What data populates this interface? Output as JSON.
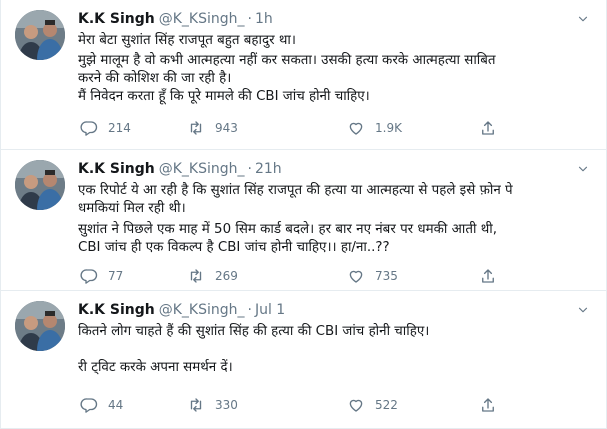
{
  "tweets": [
    {
      "name": "K.K Singh",
      "handle": "@K_KSingh_",
      "separator": "·",
      "time": "1h",
      "lines": [
        "मेरा बेटा सुशांत सिंह राजपूत बहुत बहादुर था।",
        "मुझे मालूम है वो कभी आत्महत्या नहीं कर सकता। उसकी हत्या करके आत्महत्या साबित",
        "करने की कोशिश की जा रही है।",
        "मैं निवेदन करता हूँ कि पूरे मामले की CBI जांच होनी चाहिए।"
      ],
      "replies": "214",
      "retweets": "943",
      "likes": "1.9K"
    },
    {
      "name": "K.K Singh",
      "handle": "@K_KSingh_",
      "separator": "·",
      "time": "21h",
      "lines": [
        "एक रिपोर्ट ये आ रही है कि सुशांत सिंह राजपूत की हत्या या आत्महत्या से पहले इसे फ़ोन पे",
        "धमकियां मिल रही थी।",
        "सुशांत ने पिछले एक माह में 50 सिम कार्ड बदले। हर बार नए नंबर पर धमकी आती थी,",
        "CBI जांच ही एक विकल्प है CBI जांच होनी चाहिए।। हा/ना..??"
      ],
      "replies": "77",
      "retweets": "269",
      "likes": "735"
    },
    {
      "name": "K.K Singh",
      "handle": "@K_KSingh_",
      "separator": "·",
      "time": "Jul 1",
      "lines": [
        "कितने लोग चाहते हैं की सुशांत सिंह की हत्या की CBI जांच होनी चाहिए।",
        "",
        "री ट्विट करके अपना समर्थन दें।"
      ],
      "replies": "44",
      "retweets": "330",
      "likes": "522"
    }
  ],
  "icons": {
    "reply": "reply-icon",
    "retweet": "retweet-icon",
    "like": "like-icon",
    "share": "share-icon",
    "more": "chevron-down-icon"
  },
  "colors": {
    "text": "#14171a",
    "muted": "#657786",
    "border": "#e6ecf0"
  }
}
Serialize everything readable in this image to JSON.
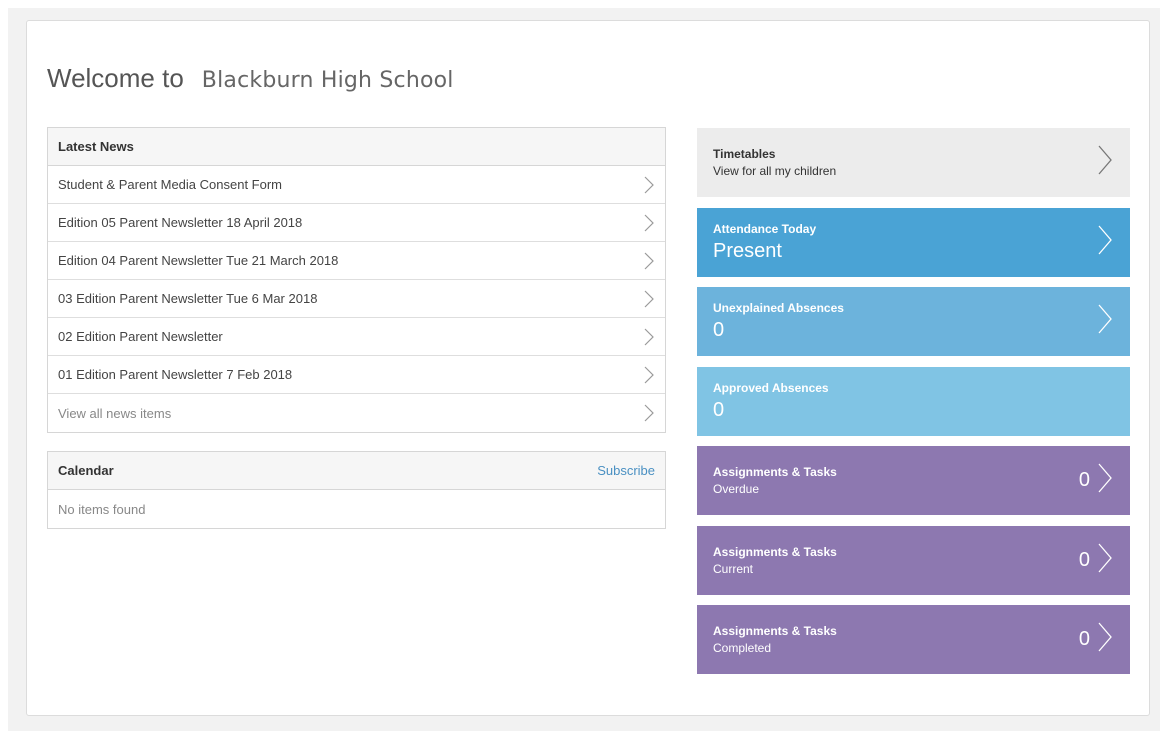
{
  "welcome": {
    "prefix": "Welcome to",
    "school": "Blackburn High School"
  },
  "news": {
    "title": "Latest News",
    "items": [
      "Student & Parent Media Consent Form",
      "Edition 05 Parent Newsletter 18 April 2018",
      "Edition 04 Parent Newsletter Tue 21 March 2018",
      "03 Edition Parent Newsletter Tue 6 Mar 2018",
      "02 Edition Parent Newsletter",
      "01 Edition Parent Newsletter 7 Feb 2018"
    ],
    "view_all": "View all news items"
  },
  "calendar": {
    "title": "Calendar",
    "subscribe": "Subscribe",
    "empty": "No items found"
  },
  "tiles": {
    "timetables": {
      "title": "Timetables",
      "sub": "View for all my children"
    },
    "attendance": {
      "title": "Attendance Today",
      "value": "Present"
    },
    "unexplained": {
      "title": "Unexplained Absences",
      "value": "0"
    },
    "approved": {
      "title": "Approved Absences",
      "value": "0"
    },
    "overdue": {
      "title": "Assignments & Tasks",
      "sub": "Overdue",
      "count": "0"
    },
    "current": {
      "title": "Assignments & Tasks",
      "sub": "Current",
      "count": "0"
    },
    "completed": {
      "title": "Assignments & Tasks",
      "sub": "Completed",
      "count": "0"
    }
  },
  "colors": {
    "grey_tile": "#ececec",
    "attendance_blue": "#4aa3d5",
    "unexplained_blue": "#6cb3dc",
    "approved_blue": "#80c4e4",
    "tasks_purple": "#8d78b0",
    "link_blue": "#4a90c2"
  },
  "icons": {
    "row_chevron": "chevron-right-icon"
  }
}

**Aim**.
Restate the listing above word for word, and skip the pictures.

**Output of the exercise**.
What data populates this interface? Output as JSON.
{
  "tweets": [
    {
      "name": "K.K Singh",
      "handle": "@K_KSingh_",
      "separator": "·",
      "time": "1h",
      "lines": [
        "मेरा बेटा सुशांत सिंह राजपूत बहुत बहादुर था।",
        "मुझे मालूम है वो कभी आत्महत्या नहीं कर सकता। उसकी हत्या करके आत्महत्या साबित",
        "करने की कोशिश की जा रही है।",
        "मैं निवेदन करता हूँ कि पूरे मामले की CBI जांच होनी चाहिए।"
      ],
      "replies": "214",
      "retweets": "943",
      "likes": "1.9K"
    },
    {
      "name": "K.K Singh",
      "handle": "@K_KSingh_",
      "separator": "·",
      "time": "21h",
      "lines": [
        "एक रिपोर्ट ये आ रही है कि सुशांत सिंह राजपूत की हत्या या आत्महत्या से पहले इसे फ़ोन पे",
        "धमकियां मिल रही थी।",
        "सुशांत ने पिछले एक माह में 50 सिम कार्ड बदले। हर बार नए नंबर पर धमकी आती थी,",
        "CBI जांच ही एक विकल्प है CBI जांच होनी चाहिए।। हा/ना..??"
      ],
      "replies": "77",
      "retweets": "269",
      "likes": "735"
    },
    {
      "name": "K.K Singh",
      "handle": "@K_KSingh_",
      "separator": "·",
      "time": "Jul 1",
      "lines": [
        "कितने लोग चाहते हैं की सुशांत सिंह की हत्या की CBI जांच होनी चाहिए।",
        "",
        "री ट्विट करके अपना समर्थन दें।"
      ],
      "replies": "44",
      "retweets": "330",
      "likes": "522"
    }
  ],
  "icons": {
    "reply": "reply-icon",
    "retweet": "retweet-icon",
    "like": "like-icon",
    "share": "share-icon",
    "more": "chevron-down-icon"
  },
  "colors": {
    "text": "#14171a",
    "muted": "#657786",
    "border": "#e6ecf0"
  }
}
Serialize everything readable in this image to JSON.
{
  "welcome": {
    "prefix": "Welcome to",
    "school": "Blackburn High School"
  },
  "news": {
    "title": "Latest News",
    "items": [
      "Student & Parent Media Consent Form",
      "Edition 05 Parent Newsletter 18 April 2018",
      "Edition 04 Parent Newsletter Tue 21 March 2018",
      "03 Edition Parent Newsletter Tue 6 Mar 2018",
      "02 Edition Parent Newsletter",
      "01 Edition Parent Newsletter 7 Feb 2018"
    ],
    "view_all": "View all news items"
  },
  "calendar": {
    "title": "Calendar",
    "subscribe": "Subscribe",
    "empty": "No items found"
  },
  "tiles": {
    "timetables": {
      "title": "Timetables",
      "sub": "View for all my children"
    },
    "attendance": {
      "title": "Attendance Today",
      "value": "Present"
    },
    "unexplained": {
      "title": "Unexplained Absences",
      "value": "0"
    },
    "approved": {
      "title": "Approved Absences",
      "value": "0"
    },
    "overdue": {
      "title": "Assignments & Tasks",
      "sub": "Overdue",
      "count": "0"
    },
    "current": {
      "title": "Assignments & Tasks",
      "sub": "Current",
      "count": "0"
    },
    "completed": {
      "title": "Assignments & Tasks",
      "sub": "Completed",
      "count": "0"
    }
  },
  "colors": {
    "grey_tile": "#ececec",
    "attendance_blue": "#4aa3d5",
    "unexplained_blue": "#6cb3dc",
    "approved_blue": "#80c4e4",
    "tasks_purple": "#8d78b0",
    "link_blue": "#4a90c2"
  },
  "icons": {
    "row_chevron": "chevron-right-icon"
  }
}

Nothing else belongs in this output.